■ DATASET EXTRACT
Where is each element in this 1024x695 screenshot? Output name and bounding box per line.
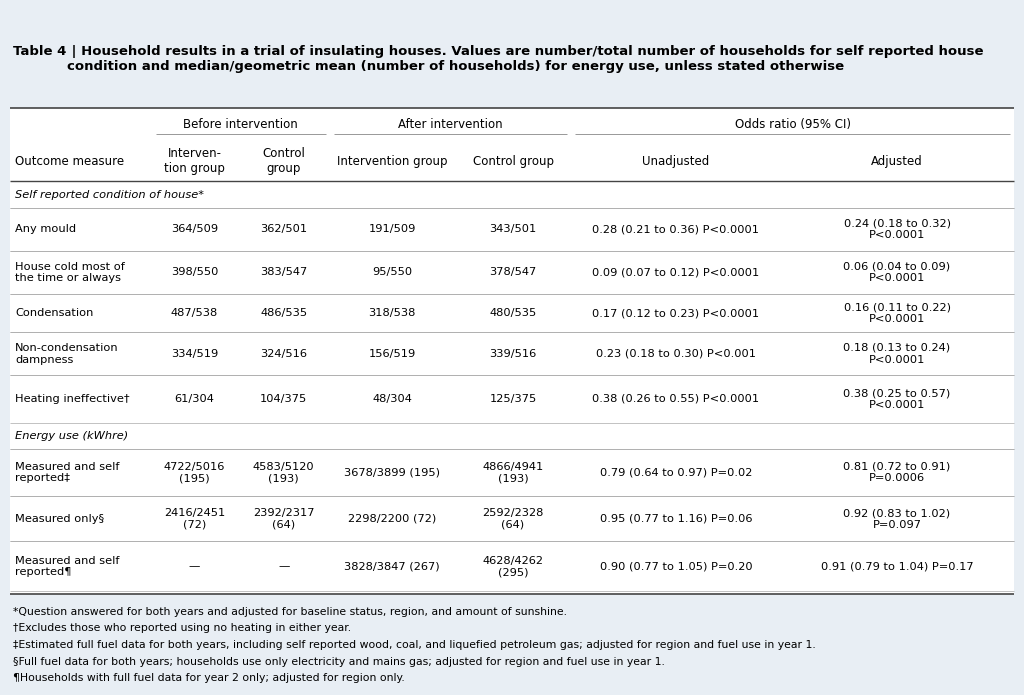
Text: 125/375: 125/375 (489, 394, 537, 404)
Text: Measured and self
reported¶: Measured and self reported¶ (15, 555, 120, 578)
Text: 324/516: 324/516 (260, 349, 307, 359)
Text: Measured and self
reported‡: Measured and self reported‡ (15, 461, 120, 484)
Text: 383/547: 383/547 (260, 268, 307, 277)
Text: Measured only§: Measured only§ (15, 514, 104, 524)
Text: 156/519: 156/519 (369, 349, 416, 359)
Text: | Household results in a trial of insulating houses. Values are number/total num: | Household results in a trial of insula… (67, 45, 983, 73)
Text: 486/535: 486/535 (260, 308, 307, 318)
Text: 398/550: 398/550 (171, 268, 218, 277)
Text: 2392/2317
(64): 2392/2317 (64) (253, 508, 314, 530)
Text: †Excludes those who reported using no heating in either year.: †Excludes those who reported using no he… (13, 623, 351, 633)
Text: Heating ineffective†: Heating ineffective† (15, 394, 130, 404)
Text: 480/535: 480/535 (489, 308, 537, 318)
Text: 3678/3899 (195): 3678/3899 (195) (344, 468, 440, 477)
Text: 0.09 (0.07 to 0.12) P<0.0001: 0.09 (0.07 to 0.12) P<0.0001 (592, 268, 760, 277)
Text: Non-condensation
dampness: Non-condensation dampness (15, 343, 119, 365)
Text: Interven-
tion group: Interven- tion group (164, 147, 225, 175)
Text: 0.81 (0.72 to 0.91)
P=0.0006: 0.81 (0.72 to 0.91) P=0.0006 (844, 461, 950, 484)
Text: 0.90 (0.77 to 1.05) P=0.20: 0.90 (0.77 to 1.05) P=0.20 (599, 562, 753, 571)
Text: *Question answered for both years and adjusted for baseline status, region, and : *Question answered for both years and ad… (13, 607, 567, 616)
Text: 0.91 (0.79 to 1.04) P=0.17: 0.91 (0.79 to 1.04) P=0.17 (820, 562, 974, 571)
Text: 339/516: 339/516 (489, 349, 537, 359)
Text: 0.38 (0.25 to 0.57)
P<0.0001: 0.38 (0.25 to 0.57) P<0.0001 (844, 388, 950, 410)
Text: —: — (188, 562, 201, 571)
Text: 2298/2200 (72): 2298/2200 (72) (348, 514, 436, 524)
Text: Condensation: Condensation (15, 308, 94, 318)
Text: 0.79 (0.64 to 0.97) P=0.02: 0.79 (0.64 to 0.97) P=0.02 (600, 468, 752, 477)
Text: Before intervention: Before intervention (183, 118, 298, 131)
Text: Unadjusted: Unadjusted (642, 155, 710, 167)
Text: Energy use (kWhre): Energy use (kWhre) (15, 431, 129, 441)
Text: 378/547: 378/547 (489, 268, 537, 277)
Text: Odds ratio (95% CI): Odds ratio (95% CI) (734, 118, 851, 131)
Text: 191/509: 191/509 (369, 224, 416, 234)
Text: 0.06 (0.04 to 0.09)
P<0.0001: 0.06 (0.04 to 0.09) P<0.0001 (844, 261, 950, 284)
Text: Adjusted: Adjusted (871, 155, 923, 167)
Text: 343/501: 343/501 (489, 224, 537, 234)
Text: 2416/2451
(72): 2416/2451 (72) (164, 508, 225, 530)
Text: —: — (278, 562, 290, 571)
Text: Control group: Control group (472, 155, 554, 167)
Text: House cold most of
the time or always: House cold most of the time or always (15, 261, 125, 284)
Text: 4866/4941
(193): 4866/4941 (193) (482, 461, 544, 484)
Text: ¶Households with full fuel data for year 2 only; adjusted for region only.: ¶Households with full fuel data for year… (13, 673, 406, 683)
Text: 0.17 (0.12 to 0.23) P<0.0001: 0.17 (0.12 to 0.23) P<0.0001 (592, 308, 760, 318)
Text: 95/550: 95/550 (372, 268, 413, 277)
Text: Table 4: Table 4 (13, 45, 67, 58)
Text: ‡Estimated full fuel data for both years, including self reported wood, coal, an: ‡Estimated full fuel data for both years… (13, 640, 816, 650)
Text: 0.28 (0.21 to 0.36) P<0.0001: 0.28 (0.21 to 0.36) P<0.0001 (592, 224, 760, 234)
Text: Outcome measure: Outcome measure (15, 155, 125, 167)
Text: 4722/5016
(195): 4722/5016 (195) (164, 461, 225, 484)
Text: 48/304: 48/304 (373, 394, 412, 404)
Text: 104/375: 104/375 (260, 394, 307, 404)
Text: 0.38 (0.26 to 0.55) P<0.0001: 0.38 (0.26 to 0.55) P<0.0001 (592, 394, 760, 404)
Text: After intervention: After intervention (398, 118, 503, 131)
Text: Control
group: Control group (262, 147, 305, 175)
Bar (0, 10, 1024, 108)
Text: 318/538: 318/538 (369, 308, 416, 318)
Bar (10, 108, 1014, 594)
Text: 4583/5120
(193): 4583/5120 (193) (253, 461, 314, 484)
Text: 0.16 (0.11 to 0.22)
P<0.0001: 0.16 (0.11 to 0.22) P<0.0001 (844, 302, 950, 324)
Text: 3828/3847 (267): 3828/3847 (267) (344, 562, 440, 571)
Text: 0.18 (0.13 to 0.24)
P<0.0001: 0.18 (0.13 to 0.24) P<0.0001 (844, 343, 950, 365)
Text: §Full fuel data for both years; households use only electricity and mains gas; a: §Full fuel data for both years; househol… (13, 657, 666, 667)
Text: 61/304: 61/304 (175, 394, 214, 404)
Text: 4628/4262
(295): 4628/4262 (295) (482, 555, 544, 578)
Text: Any mould: Any mould (15, 224, 77, 234)
Text: 334/519: 334/519 (171, 349, 218, 359)
Text: 2592/2328
(64): 2592/2328 (64) (482, 508, 544, 530)
Text: Intervention group: Intervention group (337, 155, 447, 167)
Text: 0.23 (0.18 to 0.30) P<0.001: 0.23 (0.18 to 0.30) P<0.001 (596, 349, 756, 359)
Text: 487/538: 487/538 (171, 308, 218, 318)
Text: 0.24 (0.18 to 0.32)
P<0.0001: 0.24 (0.18 to 0.32) P<0.0001 (844, 218, 950, 240)
Text: 0.92 (0.83 to 1.02)
P=0.097: 0.92 (0.83 to 1.02) P=0.097 (844, 508, 950, 530)
Text: 362/501: 362/501 (260, 224, 307, 234)
Text: 364/509: 364/509 (171, 224, 218, 234)
Text: Self reported condition of house*: Self reported condition of house* (15, 190, 205, 199)
Text: 0.95 (0.77 to 1.16) P=0.06: 0.95 (0.77 to 1.16) P=0.06 (600, 514, 752, 524)
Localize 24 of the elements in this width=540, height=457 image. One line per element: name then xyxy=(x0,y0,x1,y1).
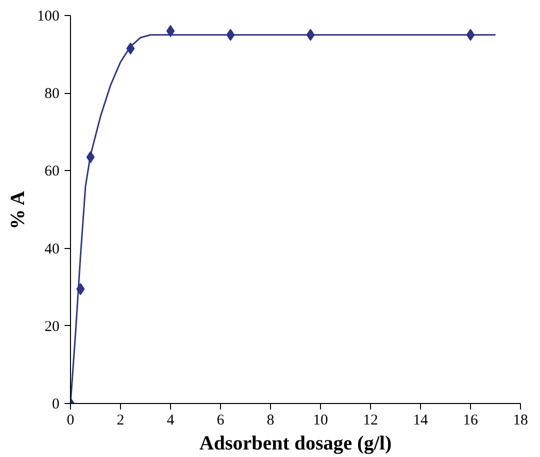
point xyxy=(166,25,175,38)
y-tick-label: 60 xyxy=(44,164,60,180)
point xyxy=(466,28,475,41)
x-tick-label: 16 xyxy=(463,412,478,428)
x-tick-label: 12 xyxy=(363,412,378,428)
x-tick-label: 6 xyxy=(216,412,225,428)
y-tick-label: 100 xyxy=(37,8,60,24)
point xyxy=(126,42,135,54)
x-tick-label: 8 xyxy=(266,412,274,428)
x-axis-title: Adsorbent dosage (g/l) xyxy=(199,432,392,454)
x-tick-label: 18 xyxy=(513,412,528,428)
y-tick-label: 0 xyxy=(52,396,60,412)
point xyxy=(226,28,235,41)
x-tick-label: 0 xyxy=(66,412,74,428)
x-tick-label: 14 xyxy=(413,412,428,428)
y-tick-label: 20 xyxy=(44,318,60,335)
x-tick-label: 4 xyxy=(166,412,175,428)
point xyxy=(86,151,95,164)
y-tick-label: 80 xyxy=(44,86,60,102)
x-tick-label: 10 xyxy=(313,412,328,428)
y-tick-label: 40 xyxy=(44,241,60,258)
x-tick-label: 2 xyxy=(116,412,124,428)
point xyxy=(306,28,315,41)
y-axis-title: % A xyxy=(7,190,29,230)
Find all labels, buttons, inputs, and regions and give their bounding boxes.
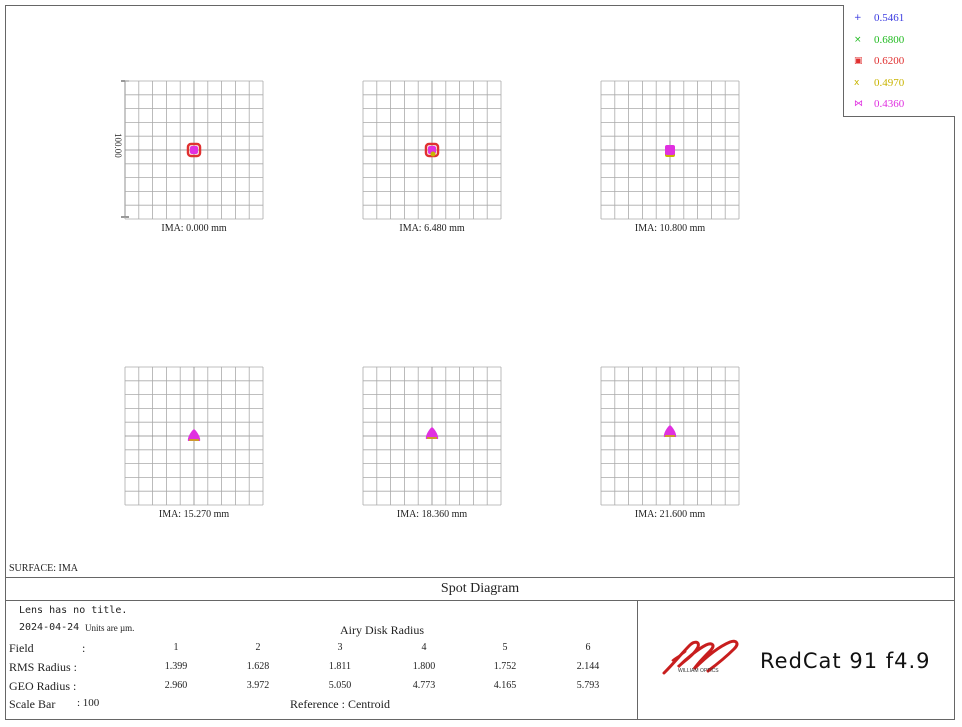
- legend-marker-icon: ⋈: [854, 99, 863, 109]
- geo-value: 5.793: [576, 680, 600, 691]
- diagram-title: Spot Diagram: [5, 577, 955, 601]
- field-ima-label: IMA: 15.270 mm: [158, 509, 230, 520]
- product-name: RedCat 91 f4.9: [760, 649, 931, 673]
- spot-grid: [600, 80, 740, 220]
- spot-red: [186, 142, 202, 158]
- info-panel: Lens has no title. 2024-04-24 Units are …: [5, 601, 638, 720]
- spot-grid: [362, 80, 502, 220]
- lens-title: Lens has no title.: [19, 605, 128, 616]
- spot-magenta: [190, 146, 198, 154]
- legend-item: × 0.6800: [854, 31, 904, 49]
- reference-label: Reference : Centroid: [290, 697, 390, 711]
- rms-value: 1.399: [164, 661, 188, 672]
- legend-label: 0.6200: [874, 55, 905, 67]
- spot-plot-field-5: [362, 366, 502, 506]
- scale-bar-row-label: Scale Bar: [9, 697, 56, 711]
- legend-label: 0.6800: [874, 34, 905, 46]
- legend-marker-icon: +: [854, 13, 862, 23]
- legend-item: x 0.4970: [854, 74, 904, 92]
- legend-marker-icon: ×: [854, 35, 862, 45]
- date: 2024-04-24: [19, 622, 80, 633]
- geo-value: 5.050: [328, 680, 352, 691]
- field-number: 4: [421, 642, 427, 653]
- spot-yellow: [665, 435, 675, 437]
- field-ima-label: IMA: 0.000 mm: [161, 223, 227, 234]
- spot-plot-field-4: [124, 366, 264, 506]
- units-note: Units are µm.: [85, 623, 135, 633]
- legend-item: ▣ 0.6200: [854, 52, 904, 70]
- field-ima-label: IMA: 21.600 mm: [634, 509, 706, 520]
- spot-magenta: [665, 145, 675, 155]
- spot-plot-field-3: [600, 80, 740, 220]
- spot-plot-field-1: [124, 80, 264, 220]
- field-number: 1: [173, 642, 179, 653]
- rms-value: 2.144: [576, 661, 600, 672]
- spot-yellow: [189, 439, 199, 441]
- field-row-colon: :: [82, 641, 86, 655]
- spot-plot-field-6: [600, 366, 740, 506]
- spot-grid: [600, 366, 740, 506]
- wavelength-legend: + 0.5461 × 0.6800 ▣ 0.6200 x 0.4970 ⋈ 0.…: [843, 5, 955, 117]
- legend-label: 0.5461: [874, 12, 905, 24]
- legend-item: + 0.5461: [854, 9, 904, 27]
- geo-value: 4.773: [412, 680, 436, 691]
- rms-value: 1.628: [246, 661, 270, 672]
- rms-value: 1.752: [493, 661, 517, 672]
- geo-value: 4.165: [493, 680, 517, 691]
- spot-yellow: [427, 437, 437, 439]
- legend-label: 0.4360: [874, 98, 905, 110]
- william-optics-logo-icon: [662, 639, 739, 675]
- spot-yellow: [430, 151, 436, 157]
- geo-row-label: GEO Radius :: [9, 679, 77, 693]
- field-number: 5: [502, 642, 508, 653]
- spot-magenta: [187, 429, 201, 441]
- airy-disk-heading: Airy Disk Radius: [340, 623, 424, 637]
- legend-item: ⋈ 0.4360: [854, 95, 904, 113]
- spot-grid: [124, 80, 264, 220]
- rms-value: 1.811: [328, 661, 352, 672]
- field-ima-label: IMA: 10.800 mm: [634, 223, 706, 234]
- spot-plot-field-2: [362, 80, 502, 220]
- spot-magenta: [425, 427, 439, 439]
- legend-marker-icon: x: [854, 78, 860, 88]
- field-number: 3: [337, 642, 343, 653]
- spot-magenta: [663, 425, 677, 437]
- surface-label: SURFACE: IMA: [9, 563, 78, 574]
- geo-value: 2.960: [164, 680, 188, 691]
- field-number: 6: [585, 642, 591, 653]
- diagram-frame: [5, 5, 955, 720]
- brand-sub-label: WILLIAM OPTICS: [678, 668, 719, 674]
- field-ima-label: IMA: 18.360 mm: [396, 509, 468, 520]
- field-ima-label: IMA: 6.480 mm: [399, 223, 465, 234]
- legend-marker-icon: ▣: [854, 56, 863, 66]
- legend-label: 0.4970: [874, 77, 905, 89]
- geo-value: 3.972: [246, 680, 270, 691]
- rms-value: 1.800: [412, 661, 436, 672]
- brand-panel: WILLIAM OPTICS RedCat 91 f4.9: [638, 601, 955, 720]
- scale-bar-value: : 100: [77, 697, 100, 709]
- spot-grid: [124, 366, 264, 506]
- rms-row-label: RMS Radius :: [9, 660, 78, 674]
- spot-grid: [362, 366, 502, 506]
- scale-bar-label: 100.00: [113, 133, 123, 158]
- field-row-label: Field: [9, 641, 34, 655]
- field-number: 2: [255, 642, 261, 653]
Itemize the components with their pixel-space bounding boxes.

■ TO DO
Rewrite the lines from the entries above, starting at the one containing "point xyxy=(166,25,175,38)" and ending at the one containing "y-tick-label: 0 xyxy=(52,396,60,412)", with "point" swapped for "marker" and everything else left as it is.

■ EXERCISE OUTPUT
marker xyxy=(166,25,175,38)
y-tick-label: 60 xyxy=(44,164,60,180)
marker xyxy=(466,28,475,41)
x-tick-label: 16 xyxy=(463,412,478,428)
x-tick-label: 12 xyxy=(363,412,378,428)
x-tick-label: 6 xyxy=(216,412,225,428)
y-tick-label: 100 xyxy=(37,8,60,24)
marker xyxy=(126,42,135,54)
x-tick-label: 8 xyxy=(266,412,274,428)
x-axis-title: Adsorbent dosage (g/l) xyxy=(199,432,392,454)
x-tick-label: 18 xyxy=(513,412,528,428)
y-tick-label: 0 xyxy=(52,396,60,412)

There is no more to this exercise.